## Exercise prompt
Find each line with the string "Business" and copy it.

Extracted records

▬▬▬▬▬▬▬▬▬▬

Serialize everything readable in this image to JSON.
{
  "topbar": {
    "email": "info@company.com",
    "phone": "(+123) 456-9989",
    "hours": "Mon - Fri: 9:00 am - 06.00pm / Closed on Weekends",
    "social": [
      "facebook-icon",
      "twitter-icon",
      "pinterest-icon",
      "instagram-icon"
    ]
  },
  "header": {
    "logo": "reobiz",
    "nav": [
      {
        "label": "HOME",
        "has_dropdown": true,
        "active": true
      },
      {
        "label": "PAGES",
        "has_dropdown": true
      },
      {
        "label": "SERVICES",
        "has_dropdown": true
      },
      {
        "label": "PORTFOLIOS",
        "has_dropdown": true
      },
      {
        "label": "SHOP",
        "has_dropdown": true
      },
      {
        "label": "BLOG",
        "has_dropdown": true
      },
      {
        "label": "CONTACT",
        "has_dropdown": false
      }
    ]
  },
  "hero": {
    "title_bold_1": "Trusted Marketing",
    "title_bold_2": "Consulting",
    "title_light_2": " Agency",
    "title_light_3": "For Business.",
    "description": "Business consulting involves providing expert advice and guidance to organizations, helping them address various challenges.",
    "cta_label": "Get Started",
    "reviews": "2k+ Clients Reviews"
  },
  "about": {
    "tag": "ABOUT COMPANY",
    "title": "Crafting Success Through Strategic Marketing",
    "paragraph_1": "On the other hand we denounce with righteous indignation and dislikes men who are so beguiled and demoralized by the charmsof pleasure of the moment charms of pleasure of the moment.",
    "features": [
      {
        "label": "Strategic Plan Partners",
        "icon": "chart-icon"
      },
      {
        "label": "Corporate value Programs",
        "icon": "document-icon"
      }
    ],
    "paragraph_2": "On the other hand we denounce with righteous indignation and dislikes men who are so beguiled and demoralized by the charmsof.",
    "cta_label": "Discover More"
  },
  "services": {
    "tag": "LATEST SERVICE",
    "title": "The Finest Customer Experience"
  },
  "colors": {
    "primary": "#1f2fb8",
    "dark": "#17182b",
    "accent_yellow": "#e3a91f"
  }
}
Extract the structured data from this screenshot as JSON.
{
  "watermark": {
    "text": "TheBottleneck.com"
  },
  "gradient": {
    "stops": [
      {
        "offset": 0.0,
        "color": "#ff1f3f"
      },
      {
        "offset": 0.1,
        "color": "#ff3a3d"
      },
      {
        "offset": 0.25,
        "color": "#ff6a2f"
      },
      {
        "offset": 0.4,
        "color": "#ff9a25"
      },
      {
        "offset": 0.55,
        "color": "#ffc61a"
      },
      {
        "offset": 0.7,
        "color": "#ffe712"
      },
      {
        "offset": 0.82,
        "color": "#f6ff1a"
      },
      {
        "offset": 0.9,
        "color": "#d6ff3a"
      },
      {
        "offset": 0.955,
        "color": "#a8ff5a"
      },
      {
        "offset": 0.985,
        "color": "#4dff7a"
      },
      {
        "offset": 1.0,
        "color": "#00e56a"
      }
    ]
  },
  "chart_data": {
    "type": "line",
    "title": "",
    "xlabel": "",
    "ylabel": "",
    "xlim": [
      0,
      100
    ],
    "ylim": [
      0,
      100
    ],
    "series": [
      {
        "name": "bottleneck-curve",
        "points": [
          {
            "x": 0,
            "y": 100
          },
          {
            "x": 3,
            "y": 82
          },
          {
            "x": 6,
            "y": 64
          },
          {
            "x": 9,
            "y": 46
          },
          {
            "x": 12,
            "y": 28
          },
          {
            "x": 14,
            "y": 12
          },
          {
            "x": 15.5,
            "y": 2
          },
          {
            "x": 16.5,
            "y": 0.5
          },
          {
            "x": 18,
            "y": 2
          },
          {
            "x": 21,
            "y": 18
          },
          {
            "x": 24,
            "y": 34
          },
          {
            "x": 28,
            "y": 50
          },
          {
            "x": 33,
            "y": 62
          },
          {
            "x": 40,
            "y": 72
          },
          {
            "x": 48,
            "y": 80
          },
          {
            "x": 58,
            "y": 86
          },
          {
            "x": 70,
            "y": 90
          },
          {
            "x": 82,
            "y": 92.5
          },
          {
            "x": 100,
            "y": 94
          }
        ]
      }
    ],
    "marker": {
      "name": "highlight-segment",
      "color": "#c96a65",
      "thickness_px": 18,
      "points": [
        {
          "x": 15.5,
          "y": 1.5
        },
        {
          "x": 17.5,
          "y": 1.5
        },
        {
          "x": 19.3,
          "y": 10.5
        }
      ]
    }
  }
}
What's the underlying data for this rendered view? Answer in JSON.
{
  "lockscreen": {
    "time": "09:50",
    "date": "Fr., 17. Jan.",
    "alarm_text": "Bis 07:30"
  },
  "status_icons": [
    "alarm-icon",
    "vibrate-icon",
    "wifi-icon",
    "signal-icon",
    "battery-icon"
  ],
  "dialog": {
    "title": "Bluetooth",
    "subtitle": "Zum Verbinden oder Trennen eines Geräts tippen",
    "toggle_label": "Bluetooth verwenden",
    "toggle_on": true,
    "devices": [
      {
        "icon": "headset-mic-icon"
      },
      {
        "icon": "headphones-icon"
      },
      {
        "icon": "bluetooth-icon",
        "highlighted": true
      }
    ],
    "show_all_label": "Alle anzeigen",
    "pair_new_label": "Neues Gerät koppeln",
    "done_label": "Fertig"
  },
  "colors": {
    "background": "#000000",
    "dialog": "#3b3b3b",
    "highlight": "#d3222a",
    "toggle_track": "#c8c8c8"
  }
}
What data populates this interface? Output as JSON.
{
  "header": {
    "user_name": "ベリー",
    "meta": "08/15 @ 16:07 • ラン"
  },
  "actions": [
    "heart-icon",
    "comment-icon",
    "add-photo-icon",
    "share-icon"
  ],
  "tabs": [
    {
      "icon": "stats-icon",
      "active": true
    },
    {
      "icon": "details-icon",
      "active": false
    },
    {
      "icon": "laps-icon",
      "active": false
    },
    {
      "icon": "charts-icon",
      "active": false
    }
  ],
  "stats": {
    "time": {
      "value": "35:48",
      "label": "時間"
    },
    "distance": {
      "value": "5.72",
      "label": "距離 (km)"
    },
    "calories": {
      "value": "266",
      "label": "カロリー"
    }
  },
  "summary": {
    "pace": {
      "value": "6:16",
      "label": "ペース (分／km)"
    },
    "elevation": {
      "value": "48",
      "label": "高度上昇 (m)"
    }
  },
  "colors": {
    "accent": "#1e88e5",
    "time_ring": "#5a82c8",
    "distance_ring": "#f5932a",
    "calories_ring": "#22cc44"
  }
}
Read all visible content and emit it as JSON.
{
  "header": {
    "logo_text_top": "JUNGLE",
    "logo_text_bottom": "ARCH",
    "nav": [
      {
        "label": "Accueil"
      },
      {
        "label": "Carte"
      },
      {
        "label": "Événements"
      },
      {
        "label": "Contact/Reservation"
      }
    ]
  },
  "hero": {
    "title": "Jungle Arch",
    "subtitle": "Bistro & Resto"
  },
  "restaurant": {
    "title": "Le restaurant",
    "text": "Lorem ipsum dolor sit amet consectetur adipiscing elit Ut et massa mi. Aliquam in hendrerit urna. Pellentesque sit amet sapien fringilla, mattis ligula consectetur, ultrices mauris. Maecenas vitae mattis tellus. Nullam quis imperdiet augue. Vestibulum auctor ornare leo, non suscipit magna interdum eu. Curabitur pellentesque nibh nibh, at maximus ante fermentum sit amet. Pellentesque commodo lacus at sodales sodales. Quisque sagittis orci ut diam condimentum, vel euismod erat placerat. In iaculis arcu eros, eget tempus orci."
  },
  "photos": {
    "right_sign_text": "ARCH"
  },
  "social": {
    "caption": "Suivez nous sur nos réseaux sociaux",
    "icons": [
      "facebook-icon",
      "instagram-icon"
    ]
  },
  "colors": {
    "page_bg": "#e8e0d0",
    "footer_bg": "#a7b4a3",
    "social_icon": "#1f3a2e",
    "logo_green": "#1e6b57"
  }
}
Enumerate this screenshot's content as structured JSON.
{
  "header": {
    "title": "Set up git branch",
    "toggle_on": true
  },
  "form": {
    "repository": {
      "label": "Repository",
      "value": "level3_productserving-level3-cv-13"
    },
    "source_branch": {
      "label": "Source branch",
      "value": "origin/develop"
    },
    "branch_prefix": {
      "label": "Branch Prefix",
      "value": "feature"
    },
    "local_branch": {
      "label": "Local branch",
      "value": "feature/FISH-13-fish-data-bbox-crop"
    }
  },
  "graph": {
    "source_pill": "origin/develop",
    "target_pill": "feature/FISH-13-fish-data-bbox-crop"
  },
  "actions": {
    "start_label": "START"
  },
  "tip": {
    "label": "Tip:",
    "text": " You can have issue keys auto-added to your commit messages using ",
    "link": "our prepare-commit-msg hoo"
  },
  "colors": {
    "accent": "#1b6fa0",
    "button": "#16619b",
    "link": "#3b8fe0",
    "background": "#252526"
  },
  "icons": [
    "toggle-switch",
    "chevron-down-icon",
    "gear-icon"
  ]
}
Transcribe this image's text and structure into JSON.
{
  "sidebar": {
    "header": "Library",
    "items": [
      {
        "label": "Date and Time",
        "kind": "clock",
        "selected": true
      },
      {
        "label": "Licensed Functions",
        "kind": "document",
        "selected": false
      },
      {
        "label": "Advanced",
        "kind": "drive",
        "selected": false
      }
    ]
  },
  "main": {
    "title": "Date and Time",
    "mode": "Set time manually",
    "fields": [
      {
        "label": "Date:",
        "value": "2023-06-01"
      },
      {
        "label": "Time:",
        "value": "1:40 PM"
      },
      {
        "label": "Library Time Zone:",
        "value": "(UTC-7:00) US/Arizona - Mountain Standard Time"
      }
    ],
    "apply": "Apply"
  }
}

▬▬▬▬▬▬▬▬▬▬

## Result
    "title_light_3": "For Business.",
    "description": "Business consulting involves providing expert advice and guidance to organizations, helping them address various challenges.",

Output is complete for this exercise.